Objective:
Omit the images, then print each record below exactly as it reads.

Supplied information:
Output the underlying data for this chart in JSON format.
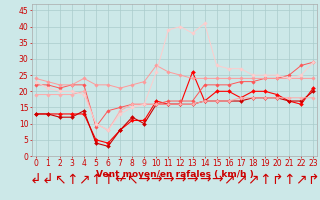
{
  "x": [
    0,
    1,
    2,
    3,
    4,
    5,
    6,
    7,
    8,
    9,
    10,
    11,
    12,
    13,
    14,
    15,
    16,
    17,
    18,
    19,
    20,
    21,
    22,
    23
  ],
  "series": [
    {
      "color": "#ff0000",
      "linewidth": 0.8,
      "markersize": 2.0,
      "values": [
        13,
        13,
        13,
        13,
        13,
        5,
        4,
        8,
        11,
        11,
        17,
        16,
        16,
        26,
        17,
        20,
        20,
        18,
        20,
        20,
        19,
        17,
        16,
        21
      ]
    },
    {
      "color": "#cc0000",
      "linewidth": 0.8,
      "markersize": 2.0,
      "values": [
        13,
        13,
        12,
        12,
        14,
        4,
        3,
        8,
        12,
        10,
        16,
        16,
        16,
        16,
        17,
        17,
        17,
        17,
        18,
        18,
        18,
        17,
        17,
        20
      ]
    },
    {
      "color": "#ff5555",
      "linewidth": 0.7,
      "markersize": 1.8,
      "values": [
        22,
        22,
        21,
        22,
        22,
        9,
        14,
        15,
        16,
        16,
        16,
        17,
        17,
        17,
        22,
        22,
        22,
        23,
        23,
        24,
        24,
        25,
        28,
        29
      ]
    },
    {
      "color": "#ff9999",
      "linewidth": 0.7,
      "markersize": 1.8,
      "values": [
        24,
        23,
        22,
        22,
        24,
        22,
        22,
        21,
        22,
        23,
        28,
        26,
        25,
        24,
        24,
        24,
        24,
        24,
        24,
        24,
        24,
        24,
        24,
        24
      ]
    },
    {
      "color": "#ffaaaa",
      "linewidth": 0.7,
      "markersize": 1.8,
      "values": [
        19,
        19,
        19,
        19,
        20,
        10,
        8,
        14,
        16,
        16,
        16,
        16,
        16,
        16,
        17,
        17,
        17,
        18,
        18,
        18,
        18,
        18,
        18,
        18
      ]
    },
    {
      "color": "#ffcccc",
      "linewidth": 0.7,
      "markersize": 1.8,
      "values": [
        23,
        21,
        20,
        20,
        19,
        10,
        8,
        13,
        15,
        16,
        26,
        39,
        40,
        38,
        41,
        28,
        27,
        27,
        25,
        25,
        25,
        24,
        25,
        29
      ]
    }
  ],
  "xlim": [
    -0.3,
    23.3
  ],
  "ylim": [
    0,
    47
  ],
  "yticks": [
    0,
    5,
    10,
    15,
    20,
    25,
    30,
    35,
    40,
    45
  ],
  "xticks": [
    0,
    1,
    2,
    3,
    4,
    5,
    6,
    7,
    8,
    9,
    10,
    11,
    12,
    13,
    14,
    15,
    16,
    17,
    18,
    19,
    20,
    21,
    22,
    23
  ],
  "xlabel": "Vent moyen/en rafales ( km/h )",
  "xlabel_color": "#cc0000",
  "background_color": "#cce8e8",
  "grid_color": "#aacccc",
  "tick_color": "#cc0000",
  "tick_fontsize": 5.5,
  "xlabel_fontsize": 6.5,
  "wind_arrows": [
    "↲",
    "↲",
    "↖",
    "↑",
    "↗",
    "↑",
    "↑",
    "↚",
    "↖",
    "→",
    "→",
    "→",
    "→",
    "→",
    "→",
    "→",
    "↗",
    "↗",
    "↗",
    "↑",
    "↱"
  ]
}
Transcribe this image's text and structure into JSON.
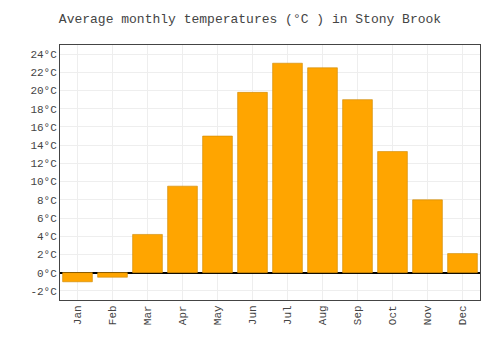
{
  "chart_data": {
    "type": "bar",
    "title": "Average monthly temperatures (°C ) in Stony Brook",
    "categories": [
      "Jan",
      "Feb",
      "Mar",
      "Apr",
      "May",
      "Jun",
      "Jul",
      "Aug",
      "Sep",
      "Oct",
      "Nov",
      "Dec"
    ],
    "values": [
      -1.0,
      -0.5,
      4.2,
      9.5,
      15.0,
      19.8,
      23.0,
      22.5,
      19.0,
      13.3,
      8.0,
      2.1
    ],
    "color": "#FFA500",
    "ylim": [
      -3,
      25
    ],
    "yticks": [
      {
        "value": -2,
        "label": "-2°C"
      },
      {
        "value": 0,
        "label": "0°C"
      },
      {
        "value": 2,
        "label": "2°C"
      },
      {
        "value": 4,
        "label": "4°C"
      },
      {
        "value": 6,
        "label": "6°C"
      },
      {
        "value": 8,
        "label": "8°C"
      },
      {
        "value": 10,
        "label": "10°C"
      },
      {
        "value": 12,
        "label": "12°C"
      },
      {
        "value": 14,
        "label": "14°C"
      },
      {
        "value": 16,
        "label": "16°C"
      },
      {
        "value": 18,
        "label": "18°C"
      },
      {
        "value": 20,
        "label": "20°C"
      },
      {
        "value": 22,
        "label": "22°C"
      },
      {
        "value": 24,
        "label": "24°C"
      }
    ],
    "grid": true
  }
}
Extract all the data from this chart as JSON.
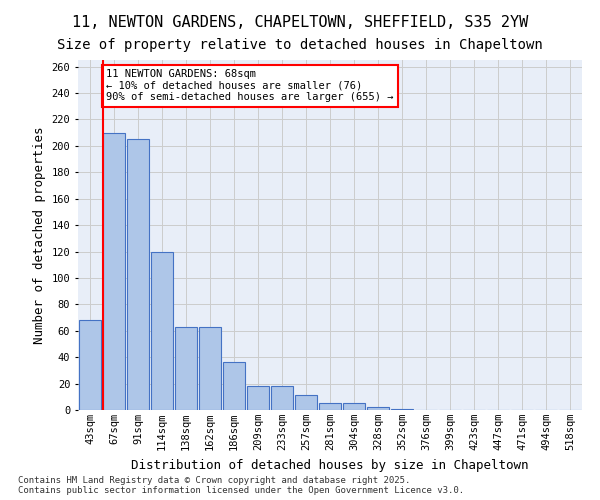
{
  "title1": "11, NEWTON GARDENS, CHAPELTOWN, SHEFFIELD, S35 2YW",
  "title2": "Size of property relative to detached houses in Chapeltown",
  "xlabel": "Distribution of detached houses by size in Chapeltown",
  "ylabel": "Number of detached properties",
  "bin_labels": [
    "43sqm",
    "67sqm",
    "91sqm",
    "114sqm",
    "138sqm",
    "162sqm",
    "186sqm",
    "209sqm",
    "233sqm",
    "257sqm",
    "281sqm",
    "304sqm",
    "328sqm",
    "352sqm",
    "376sqm",
    "399sqm",
    "423sqm",
    "447sqm",
    "471sqm",
    "494sqm",
    "518sqm"
  ],
  "bar_values": [
    68,
    210,
    205,
    120,
    63,
    63,
    36,
    18,
    18,
    11,
    5,
    5,
    2,
    1,
    0,
    0,
    0,
    0,
    0,
    0,
    0
  ],
  "bar_color": "#aec6e8",
  "bar_edge_color": "#4472c4",
  "annotation_text": "11 NEWTON GARDENS: 68sqm\n← 10% of detached houses are smaller (76)\n90% of semi-detached houses are larger (655) →",
  "annotation_box_color": "white",
  "annotation_edge_color": "red",
  "vline_color": "red",
  "grid_color": "#cccccc",
  "background_color": "#e8eef8",
  "footer_text": "Contains HM Land Registry data © Crown copyright and database right 2025.\nContains public sector information licensed under the Open Government Licence v3.0.",
  "ylim": [
    0,
    265
  ],
  "title1_fontsize": 11,
  "title2_fontsize": 10,
  "xlabel_fontsize": 9,
  "ylabel_fontsize": 9,
  "tick_fontsize": 7.5
}
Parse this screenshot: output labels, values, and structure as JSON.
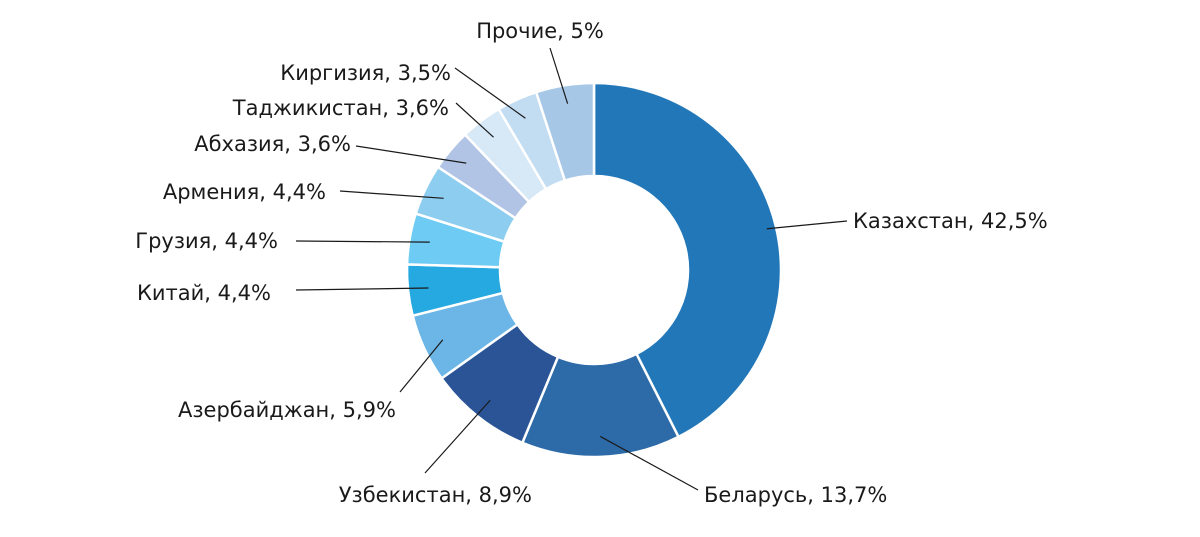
{
  "chart_data": {
    "type": "pie",
    "donut": true,
    "slices": [
      {
        "label": "Казахстан, 42,5%",
        "value": 42.5,
        "color": "#2277b9"
      },
      {
        "label": "Беларусь, 13,7%",
        "value": 13.7,
        "color": "#2d6aa8"
      },
      {
        "label": "Узбекистан, 8,9%",
        "value": 8.9,
        "color": "#2a5496"
      },
      {
        "label": "Азербайджан, 5,9%",
        "value": 5.9,
        "color": "#6bb6e6"
      },
      {
        "label": "Китай, 4,4%",
        "value": 4.4,
        "color": "#25a9e0"
      },
      {
        "label": "Грузия, 4,4%",
        "value": 4.4,
        "color": "#6ecbf3"
      },
      {
        "label": "Армения, 4,4%",
        "value": 4.4,
        "color": "#8dcdf0"
      },
      {
        "label": "Абхазия, 3,6%",
        "value": 3.6,
        "color": "#b2c4e6"
      },
      {
        "label": "Таджикистан, 3,6%",
        "value": 3.6,
        "color": "#d7e8f6"
      },
      {
        "label": "Киргизия, 3,5%",
        "value": 3.5,
        "color": "#c2dcf2"
      },
      {
        "label": "Прочие, 5%",
        "value": 5.0,
        "color": "#a7c7e7"
      }
    ]
  }
}
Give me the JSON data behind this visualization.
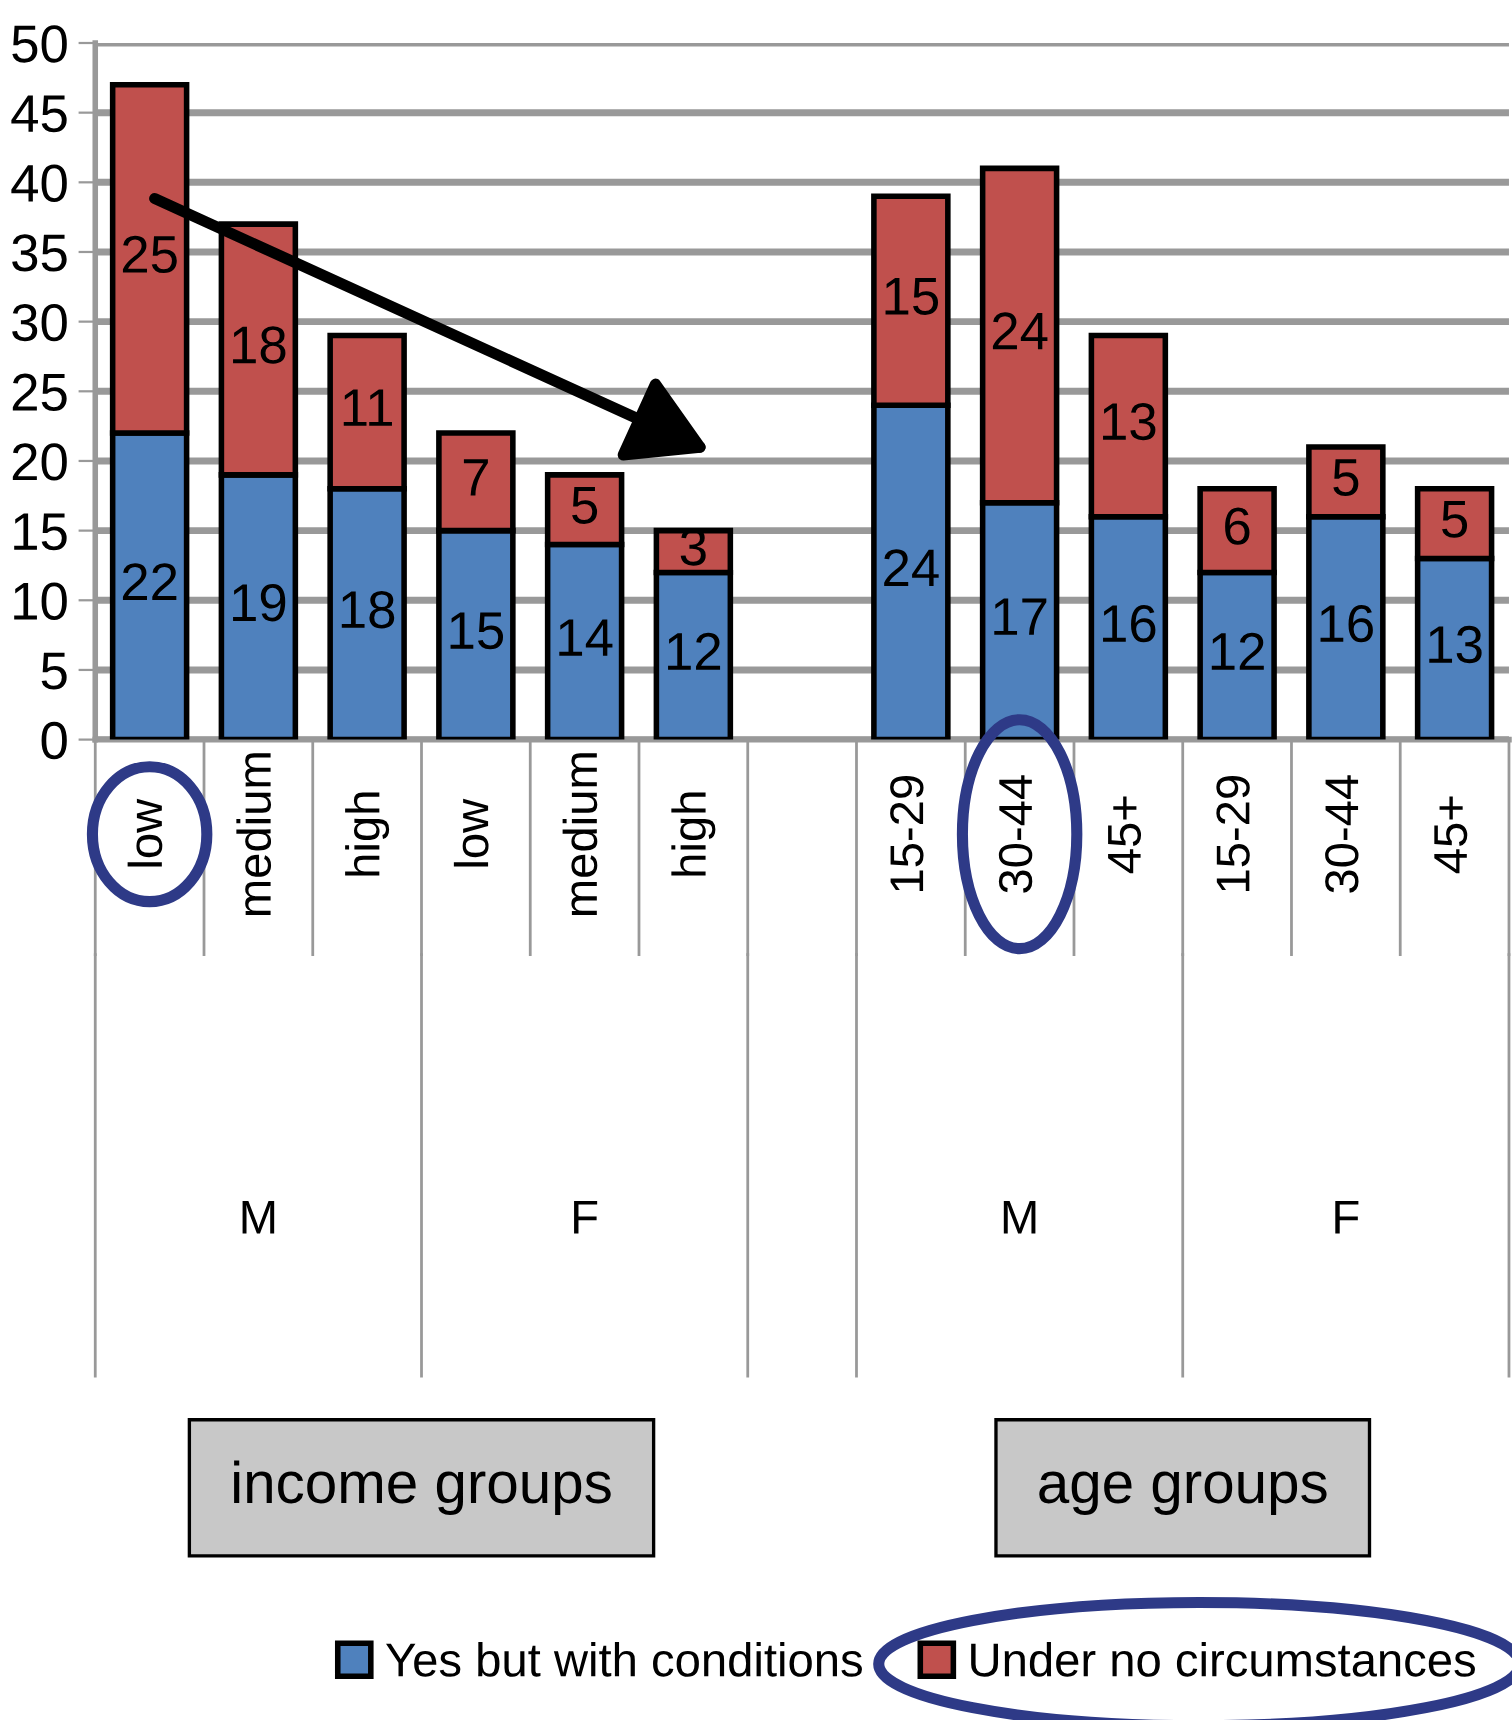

Correct answer:
Output the underlying data for this chart in JSON format.
{
  "x": [
    0,
    1,
    2,
    3,
    4,
    5,
    6,
    7,
    8,
    9,
    10,
    11,
    12,
    13,
    14,
    15,
    16,
    17,
    18,
    19,
    20,
    21,
    22,
    23
  ],
  "series": [
    {
      "color": "#ff0000",
      "linewidth": 0.8,
      "markersize": 2.0,
      "values": [
        13,
        13,
        13,
        13,
        13,
        5,
        4,
        8,
        11,
        11,
        17,
        16,
        16,
        26,
        17,
        20,
        20,
        18,
        20,
        20,
        19,
        17,
        16,
        21
      ]
    },
    {
      "color": "#cc0000",
      "linewidth": 0.8,
      "markersize": 2.0,
      "values": [
        13,
        13,
        12,
        12,
        14,
        4,
        3,
        8,
        12,
        10,
        16,
        16,
        16,
        16,
        17,
        17,
        17,
        17,
        18,
        18,
        18,
        17,
        17,
        20
      ]
    },
    {
      "color": "#ff5555",
      "linewidth": 0.7,
      "markersize": 1.8,
      "values": [
        22,
        22,
        21,
        22,
        22,
        9,
        14,
        15,
        16,
        16,
        16,
        17,
        17,
        17,
        22,
        22,
        22,
        23,
        23,
        24,
        24,
        25,
        28,
        29
      ]
    },
    {
      "color": "#ff9999",
      "linewidth": 0.7,
      "markersize": 1.8,
      "values": [
        24,
        23,
        22,
        22,
        24,
        22,
        22,
        21,
        22,
        23,
        28,
        26,
        25,
        24,
        24,
        24,
        24,
        24,
        24,
        24,
        24,
        24,
        24,
        24
      ]
    },
    {
      "color": "#ffaaaa",
      "linewidth": 0.7,
      "markersize": 1.8,
      "values": [
        19,
        19,
        19,
        19,
        20,
        10,
        8,
        14,
        16,
        16,
        16,
        16,
        16,
        16,
        17,
        17,
        17,
        18,
        18,
        18,
        18,
        18,
        18,
        18
      ]
    },
    {
      "color": "#ffcccc",
      "linewidth": 0.7,
      "markersize": 1.8,
      "values": [
        23,
        21,
        20,
        20,
        19,
        10,
        8,
        13,
        15,
        16,
        26,
        39,
        40,
        38,
        41,
        28,
        27,
        27,
        25,
        25,
        25,
        24,
        25,
        29
      ]
    }
  ],
  "xlim": [
    -0.3,
    23.3
  ],
  "ylim": [
    0,
    47
  ],
  "yticks": [
    0,
    5,
    10,
    15,
    20,
    25,
    30,
    35,
    40,
    45
  ],
  "xticks": [
    0,
    1,
    2,
    3,
    4,
    5,
    6,
    7,
    8,
    9,
    10,
    11,
    12,
    13,
    14,
    15,
    16,
    17,
    18,
    19,
    20,
    21,
    22,
    23
  ],
  "xlabel": "Vent moyen/en rafales ( km/h )",
  "xlabel_color": "#cc0000",
  "background_color": "#cce8e8",
  "grid_color": "#aacccc",
  "tick_color": "#cc0000",
  "tick_fontsize": 5.5,
  "xlabel_fontsize": 6.5,
  "wind_arrows": [
    "↲",
    "↲",
    "↖",
    "↑",
    "↗",
    "↑",
    "↑",
    "↚",
    "↖",
    "→",
    "→",
    "→",
    "→",
    "→",
    "→",
    "→",
    "↗",
    "↗",
    "↗",
    "↑",
    "↱"
  ]
}
Transcribe this image's text and structure into JSON.
{
  "chart_data": {
    "type": "bar",
    "title": "Average monthly temperatures (°C ) in Stony Brook",
    "categories": [
      "Jan",
      "Feb",
      "Mar",
      "Apr",
      "May",
      "Jun",
      "Jul",
      "Aug",
      "Sep",
      "Oct",
      "Nov",
      "Dec"
    ],
    "values": [
      -1.0,
      -0.5,
      4.2,
      9.5,
      15.0,
      19.8,
      23.0,
      22.5,
      19.0,
      13.3,
      8.0,
      2.1
    ],
    "color": "#FFA500",
    "ylim": [
      -3,
      25
    ],
    "yticks": [
      {
        "value": -2,
        "label": "-2°C"
      },
      {
        "value": 0,
        "label": "0°C"
      },
      {
        "value": 2,
        "label": "2°C"
      },
      {
        "value": 4,
        "label": "4°C"
      },
      {
        "value": 6,
        "label": "6°C"
      },
      {
        "value": 8,
        "label": "8°C"
      },
      {
        "value": 10,
        "label": "10°C"
      },
      {
        "value": 12,
        "label": "12°C"
      },
      {
        "value": 14,
        "label": "14°C"
      },
      {
        "value": 16,
        "label": "16°C"
      },
      {
        "value": 18,
        "label": "18°C"
      },
      {
        "value": 20,
        "label": "20°C"
      },
      {
        "value": 22,
        "label": "22°C"
      },
      {
        "value": 24,
        "label": "24°C"
      }
    ],
    "grid": true
  }
}
Extract all the data from this chart as JSON.
{
  "title1": "11, NEWTON GARDENS, CHAPELTOWN, SHEFFIELD, S35 2YW",
  "title2": "Size of property relative to detached houses in Chapeltown",
  "xlabel": "Distribution of detached houses by size in Chapeltown",
  "ylabel": "Number of detached properties",
  "bin_labels": [
    "43sqm",
    "67sqm",
    "91sqm",
    "114sqm",
    "138sqm",
    "162sqm",
    "186sqm",
    "209sqm",
    "233sqm",
    "257sqm",
    "281sqm",
    "304sqm",
    "328sqm",
    "352sqm",
    "376sqm",
    "399sqm",
    "423sqm",
    "447sqm",
    "471sqm",
    "494sqm",
    "518sqm"
  ],
  "bar_values": [
    68,
    210,
    205,
    120,
    63,
    63,
    36,
    18,
    18,
    11,
    5,
    5,
    2,
    1,
    0,
    0,
    0,
    0,
    0,
    0,
    0
  ],
  "bar_color": "#aec6e8",
  "bar_edge_color": "#4472c4",
  "annotation_text": "11 NEWTON GARDENS: 68sqm\n← 10% of detached houses are smaller (76)\n90% of semi-detached houses are larger (655) →",
  "annotation_box_color": "white",
  "annotation_edge_color": "red",
  "vline_color": "red",
  "grid_color": "#cccccc",
  "background_color": "#e8eef8",
  "footer_text": "Contains HM Land Registry data © Crown copyright and database right 2025.\nContains public sector information licensed under the Open Government Licence v3.0.",
  "ylim": [
    0,
    265
  ],
  "title1_fontsize": 11,
  "title2_fontsize": 10,
  "xlabel_fontsize": 9,
  "ylabel_fontsize": 9,
  "tick_fontsize": 7.5
}
Parse this screenshot: output labels, values, and structure as JSON.
{
  "chart_data": {
    "type": "pie",
    "donut": true,
    "slices": [
      {
        "label": "Казахстан, 42,5%",
        "value": 42.5,
        "color": "#2277b9"
      },
      {
        "label": "Беларусь, 13,7%",
        "value": 13.7,
        "color": "#2d6aa8"
      },
      {
        "label": "Узбекистан, 8,9%",
        "value": 8.9,
        "color": "#2a5496"
      },
      {
        "label": "Азербайджан, 5,9%",
        "value": 5.9,
        "color": "#6bb6e6"
      },
      {
        "label": "Китай, 4,4%",
        "value": 4.4,
        "color": "#25a9e0"
      },
      {
        "label": "Грузия, 4,4%",
        "value": 4.4,
        "color": "#6ecbf3"
      },
      {
        "label": "Армения, 4,4%",
        "value": 4.4,
        "color": "#8dcdf0"
      },
      {
        "label": "Абхазия, 3,6%",
        "value": 3.6,
        "color": "#b2c4e6"
      },
      {
        "label": "Таджикистан, 3,6%",
        "value": 3.6,
        "color": "#d7e8f6"
      },
      {
        "label": "Киргизия, 3,5%",
        "value": 3.5,
        "color": "#c2dcf2"
      },
      {
        "label": "Прочие, 5%",
        "value": 5.0,
        "color": "#a7c7e7"
      }
    ]
  }
}
Give me the JSON data behind this visualization.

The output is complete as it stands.